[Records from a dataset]
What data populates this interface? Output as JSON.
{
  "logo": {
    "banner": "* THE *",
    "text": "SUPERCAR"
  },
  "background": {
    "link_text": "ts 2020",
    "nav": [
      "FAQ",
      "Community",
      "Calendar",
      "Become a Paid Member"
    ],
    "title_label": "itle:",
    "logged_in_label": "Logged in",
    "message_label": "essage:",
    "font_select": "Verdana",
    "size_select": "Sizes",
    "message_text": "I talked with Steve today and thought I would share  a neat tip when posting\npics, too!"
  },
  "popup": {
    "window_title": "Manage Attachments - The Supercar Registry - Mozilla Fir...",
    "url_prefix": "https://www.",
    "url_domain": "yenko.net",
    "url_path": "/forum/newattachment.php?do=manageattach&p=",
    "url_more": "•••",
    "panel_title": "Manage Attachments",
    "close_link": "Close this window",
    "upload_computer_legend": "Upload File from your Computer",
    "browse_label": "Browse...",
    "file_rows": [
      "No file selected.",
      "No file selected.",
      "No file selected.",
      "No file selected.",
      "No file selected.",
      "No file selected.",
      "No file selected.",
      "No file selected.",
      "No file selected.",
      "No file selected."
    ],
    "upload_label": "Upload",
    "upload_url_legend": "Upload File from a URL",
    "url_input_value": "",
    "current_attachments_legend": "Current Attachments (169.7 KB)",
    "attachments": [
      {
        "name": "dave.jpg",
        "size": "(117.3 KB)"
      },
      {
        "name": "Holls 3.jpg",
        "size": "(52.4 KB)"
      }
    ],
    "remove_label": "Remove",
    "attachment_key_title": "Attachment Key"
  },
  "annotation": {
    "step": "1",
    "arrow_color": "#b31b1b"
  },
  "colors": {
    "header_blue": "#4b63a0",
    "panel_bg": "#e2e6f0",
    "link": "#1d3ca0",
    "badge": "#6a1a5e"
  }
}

[Exercise details]
Gather up every line in the data above that contains the word "this", copying each one.

[Answer to the problem]
What data populates this interface? Output as JSON.
    "close_link": "Close this window",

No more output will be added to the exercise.